**WHAT THIS TASK INVOLVES**
Every entry that follows needs to be repeated exactly.

— Begin PROVIDED DATA —

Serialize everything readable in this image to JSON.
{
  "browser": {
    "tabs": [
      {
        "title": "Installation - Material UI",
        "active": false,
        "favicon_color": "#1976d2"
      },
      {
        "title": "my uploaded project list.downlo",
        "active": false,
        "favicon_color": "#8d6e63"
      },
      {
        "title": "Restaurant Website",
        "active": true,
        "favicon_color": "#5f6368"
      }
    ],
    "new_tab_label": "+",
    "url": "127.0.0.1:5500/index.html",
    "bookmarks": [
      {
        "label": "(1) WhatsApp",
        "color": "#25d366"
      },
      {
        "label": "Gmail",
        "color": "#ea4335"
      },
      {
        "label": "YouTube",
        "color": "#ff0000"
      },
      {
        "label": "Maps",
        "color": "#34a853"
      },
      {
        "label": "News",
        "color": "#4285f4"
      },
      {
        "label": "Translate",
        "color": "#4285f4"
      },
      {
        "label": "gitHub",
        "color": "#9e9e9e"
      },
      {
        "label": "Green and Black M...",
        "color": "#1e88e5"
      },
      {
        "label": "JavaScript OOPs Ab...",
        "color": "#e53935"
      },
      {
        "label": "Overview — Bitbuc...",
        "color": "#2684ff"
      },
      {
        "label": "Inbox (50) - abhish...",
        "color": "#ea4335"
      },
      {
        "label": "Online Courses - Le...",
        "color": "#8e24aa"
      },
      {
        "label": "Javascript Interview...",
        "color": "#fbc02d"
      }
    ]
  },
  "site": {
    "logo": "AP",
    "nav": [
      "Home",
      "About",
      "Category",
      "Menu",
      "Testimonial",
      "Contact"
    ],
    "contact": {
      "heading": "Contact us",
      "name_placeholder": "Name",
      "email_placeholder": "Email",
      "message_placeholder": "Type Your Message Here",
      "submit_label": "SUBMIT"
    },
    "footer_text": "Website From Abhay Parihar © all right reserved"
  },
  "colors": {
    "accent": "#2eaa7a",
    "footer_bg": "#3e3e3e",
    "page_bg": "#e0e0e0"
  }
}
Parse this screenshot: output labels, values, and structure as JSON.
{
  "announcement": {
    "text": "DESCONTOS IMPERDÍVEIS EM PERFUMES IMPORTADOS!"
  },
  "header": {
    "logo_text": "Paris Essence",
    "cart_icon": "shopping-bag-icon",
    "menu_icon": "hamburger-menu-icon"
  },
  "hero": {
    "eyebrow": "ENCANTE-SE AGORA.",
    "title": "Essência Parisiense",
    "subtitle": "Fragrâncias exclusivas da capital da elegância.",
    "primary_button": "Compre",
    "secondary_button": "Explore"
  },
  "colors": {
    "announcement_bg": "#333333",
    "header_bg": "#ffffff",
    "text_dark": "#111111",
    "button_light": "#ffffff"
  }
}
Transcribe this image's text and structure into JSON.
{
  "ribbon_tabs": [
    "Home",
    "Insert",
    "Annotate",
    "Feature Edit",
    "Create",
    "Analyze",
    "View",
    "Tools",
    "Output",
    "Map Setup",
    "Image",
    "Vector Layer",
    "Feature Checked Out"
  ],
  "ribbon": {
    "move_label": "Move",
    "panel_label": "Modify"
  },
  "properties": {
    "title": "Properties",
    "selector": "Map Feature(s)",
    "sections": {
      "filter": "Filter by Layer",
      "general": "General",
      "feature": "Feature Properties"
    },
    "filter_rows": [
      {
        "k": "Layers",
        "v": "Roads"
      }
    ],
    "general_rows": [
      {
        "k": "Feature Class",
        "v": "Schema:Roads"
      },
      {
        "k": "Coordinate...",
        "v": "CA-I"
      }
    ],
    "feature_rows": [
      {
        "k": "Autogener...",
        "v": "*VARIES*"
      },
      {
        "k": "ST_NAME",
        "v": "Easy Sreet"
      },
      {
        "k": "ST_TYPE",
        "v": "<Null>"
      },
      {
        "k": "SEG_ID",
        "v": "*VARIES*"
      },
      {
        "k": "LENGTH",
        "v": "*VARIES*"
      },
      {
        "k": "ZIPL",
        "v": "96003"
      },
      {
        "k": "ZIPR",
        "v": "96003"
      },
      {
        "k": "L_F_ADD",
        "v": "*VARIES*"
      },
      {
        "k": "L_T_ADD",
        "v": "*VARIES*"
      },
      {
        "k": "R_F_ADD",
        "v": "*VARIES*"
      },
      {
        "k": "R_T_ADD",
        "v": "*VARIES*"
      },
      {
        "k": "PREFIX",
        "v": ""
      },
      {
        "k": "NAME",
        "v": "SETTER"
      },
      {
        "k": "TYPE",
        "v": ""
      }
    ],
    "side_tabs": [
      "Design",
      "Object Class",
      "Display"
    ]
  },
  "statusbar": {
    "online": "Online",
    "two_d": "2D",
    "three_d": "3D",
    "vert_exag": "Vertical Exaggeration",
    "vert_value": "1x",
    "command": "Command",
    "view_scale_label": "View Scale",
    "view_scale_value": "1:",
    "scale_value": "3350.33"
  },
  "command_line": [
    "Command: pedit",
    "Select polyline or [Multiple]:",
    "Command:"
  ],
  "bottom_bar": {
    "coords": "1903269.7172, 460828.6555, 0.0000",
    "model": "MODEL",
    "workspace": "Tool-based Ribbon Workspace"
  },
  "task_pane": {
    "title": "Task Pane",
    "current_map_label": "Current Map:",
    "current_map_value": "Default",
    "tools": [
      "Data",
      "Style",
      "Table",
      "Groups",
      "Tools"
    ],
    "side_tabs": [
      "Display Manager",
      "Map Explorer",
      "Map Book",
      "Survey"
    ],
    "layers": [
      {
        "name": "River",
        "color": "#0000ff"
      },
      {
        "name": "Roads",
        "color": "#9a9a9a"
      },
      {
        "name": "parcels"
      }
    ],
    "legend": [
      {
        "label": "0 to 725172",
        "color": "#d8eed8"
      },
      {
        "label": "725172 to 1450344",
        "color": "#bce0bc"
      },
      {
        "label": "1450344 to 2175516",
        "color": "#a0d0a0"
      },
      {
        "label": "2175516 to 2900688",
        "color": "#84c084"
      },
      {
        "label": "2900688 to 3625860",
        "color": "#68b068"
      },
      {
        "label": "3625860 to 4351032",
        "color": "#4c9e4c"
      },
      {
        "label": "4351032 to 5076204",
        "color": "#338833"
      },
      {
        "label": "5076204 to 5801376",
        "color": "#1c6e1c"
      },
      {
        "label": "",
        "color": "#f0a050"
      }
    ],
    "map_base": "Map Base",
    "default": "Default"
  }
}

— End PROVIDED DATA —

**FULL OUTPUT**
Serialize everything readable in this image to JSON.
{
  "browser": {
    "tabs": [
      {
        "title": "Installation - Material UI",
        "active": false,
        "favicon_color": "#1976d2"
      },
      {
        "title": "my uploaded project list.downlo",
        "active": false,
        "favicon_color": "#8d6e63"
      },
      {
        "title": "Restaurant Website",
        "active": true,
        "favicon_color": "#5f6368"
      }
    ],
    "new_tab_label": "+",
    "url": "127.0.0.1:5500/index.html",
    "bookmarks": [
      {
        "label": "(1) WhatsApp",
        "color": "#25d366"
      },
      {
        "label": "Gmail",
        "color": "#ea4335"
      },
      {
        "label": "YouTube",
        "color": "#ff0000"
      },
      {
        "label": "Maps",
        "color": "#34a853"
      },
      {
        "label": "News",
        "color": "#4285f4"
      },
      {
        "label": "Translate",
        "color": "#4285f4"
      },
      {
        "label": "gitHub",
        "color": "#9e9e9e"
      },
      {
        "label": "Green and Black M...",
        "color": "#1e88e5"
      },
      {
        "label": "JavaScript OOPs Ab...",
        "color": "#e53935"
      },
      {
        "label": "Overview — Bitbuc...",
        "color": "#2684ff"
      },
      {
        "label": "Inbox (50) - abhish...",
        "color": "#ea4335"
      },
      {
        "label": "Online Courses - Le...",
        "color": "#8e24aa"
      },
      {
        "label": "Javascript Interview...",
        "color": "#fbc02d"
      }
    ]
  },
  "site": {
    "logo": "AP",
    "nav": [
      "Home",
      "About",
      "Category",
      "Menu",
      "Testimonial",
      "Contact"
    ],
    "contact": {
      "heading": "Contact us",
      "name_placeholder": "Name",
      "email_placeholder": "Email",
      "message_placeholder": "Type Your Message Here",
      "submit_label": "SUBMIT"
    },
    "footer_text": "Website From Abhay Parihar © all right reserved"
  },
  "colors": {
    "accent": "#2eaa7a",
    "footer_bg": "#3e3e3e",
    "page_bg": "#e0e0e0"
  }
}
Parse this screenshot: output labels, values, and structure as JSON.
{
  "announcement": {
    "text": "DESCONTOS IMPERDÍVEIS EM PERFUMES IMPORTADOS!"
  },
  "header": {
    "logo_text": "Paris Essence",
    "cart_icon": "shopping-bag-icon",
    "menu_icon": "hamburger-menu-icon"
  },
  "hero": {
    "eyebrow": "ENCANTE-SE AGORA.",
    "title": "Essência Parisiense",
    "subtitle": "Fragrâncias exclusivas da capital da elegância.",
    "primary_button": "Compre",
    "secondary_button": "Explore"
  },
  "colors": {
    "announcement_bg": "#333333",
    "header_bg": "#ffffff",
    "text_dark": "#111111",
    "button_light": "#ffffff"
  }
}
Transcribe this image's text and structure into JSON.
{
  "ribbon_tabs": [
    "Home",
    "Insert",
    "Annotate",
    "Feature Edit",
    "Create",
    "Analyze",
    "View",
    "Tools",
    "Output",
    "Map Setup",
    "Image",
    "Vector Layer",
    "Feature Checked Out"
  ],
  "ribbon": {
    "move_label": "Move",
    "panel_label": "Modify"
  },
  "properties": {
    "title": "Properties",
    "selector": "Map Feature(s)",
    "sections": {
      "filter": "Filter by Layer",
      "general": "General",
      "feature": "Feature Properties"
    },
    "filter_rows": [
      {
        "k": "Layers",
        "v": "Roads"
      }
    ],
    "general_rows": [
      {
        "k": "Feature Class",
        "v": "Schema:Roads"
      },
      {
        "k": "Coordinate...",
        "v": "CA-I"
      }
    ],
    "feature_rows": [
      {
        "k": "Autogener...",
        "v": "*VARIES*"
      },
      {
        "k": "ST_NAME",
        "v": "Easy Sreet"
      },
      {
        "k": "ST_TYPE",
        "v": "<Null>"
      },
      {
        "k": "SEG_ID",
        "v": "*VARIES*"
      },
      {
        "k": "LENGTH",
        "v": "*VARIES*"
      },
      {
        "k": "ZIPL",
        "v": "96003"
      },
      {
        "k": "ZIPR",
        "v": "96003"
      },
      {
        "k": "L_F_ADD",
        "v": "*VARIES*"
      },
      {
        "k": "L_T_ADD",
        "v": "*VARIES*"
      },
      {
        "k": "R_F_ADD",
        "v": "*VARIES*"
      },
      {
        "k": "R_T_ADD",
        "v": "*VARIES*"
      },
      {
        "k": "PREFIX",
        "v": ""
      },
      {
        "k": "NAME",
        "v": "SETTER"
      },
      {
        "k": "TYPE",
        "v": ""
      }
    ],
    "side_tabs": [
      "Design",
      "Object Class",
      "Display"
    ]
  },
  "statusbar": {
    "online": "Online",
    "two_d": "2D",
    "three_d": "3D",
    "vert_exag": "Vertical Exaggeration",
    "vert_value": "1x",
    "command": "Command",
    "view_scale_label": "View Scale",
    "view_scale_value": "1:",
    "scale_value": "3350.33"
  },
  "command_line": [
    "Command: pedit",
    "Select polyline or [Multiple]:",
    "Command:"
  ],
  "bottom_bar": {
    "coords": "1903269.7172, 460828.6555, 0.0000",
    "model": "MODEL",
    "workspace": "Tool-based Ribbon Workspace"
  },
  "task_pane": {
    "title": "Task Pane",
    "current_map_label": "Current Map:",
    "current_map_value": "Default",
    "tools": [
      "Data",
      "Style",
      "Table",
      "Groups",
      "Tools"
    ],
    "side_tabs": [
      "Display Manager",
      "Map Explorer",
      "Map Book",
      "Survey"
    ],
    "layers": [
      {
        "name": "River",
        "color": "#0000ff"
      },
      {
        "name": "Roads",
        "color": "#9a9a9a"
      },
      {
        "name": "parcels"
      }
    ],
    "legend": [
      {
        "label": "0 to 725172",
        "color": "#d8eed8"
      },
      {
        "label": "725172 to 1450344",
        "color": "#bce0bc"
      },
      {
        "label": "1450344 to 2175516",
        "color": "#a0d0a0"
      },
      {
        "label": "2175516 to 2900688",
        "color": "#84c084"
      },
      {
        "label": "2900688 to 3625860",
        "color": "#68b068"
      },
      {
        "label": "3625860 to 4351032",
        "color": "#4c9e4c"
      },
      {
        "label": "4351032 to 5076204",
        "color": "#338833"
      },
      {
        "label": "5076204 to 5801376",
        "color": "#1c6e1c"
      },
      {
        "label": "",
        "color": "#f0a050"
      }
    ],
    "map_base": "Map Base",
    "default": "Default"
  }
}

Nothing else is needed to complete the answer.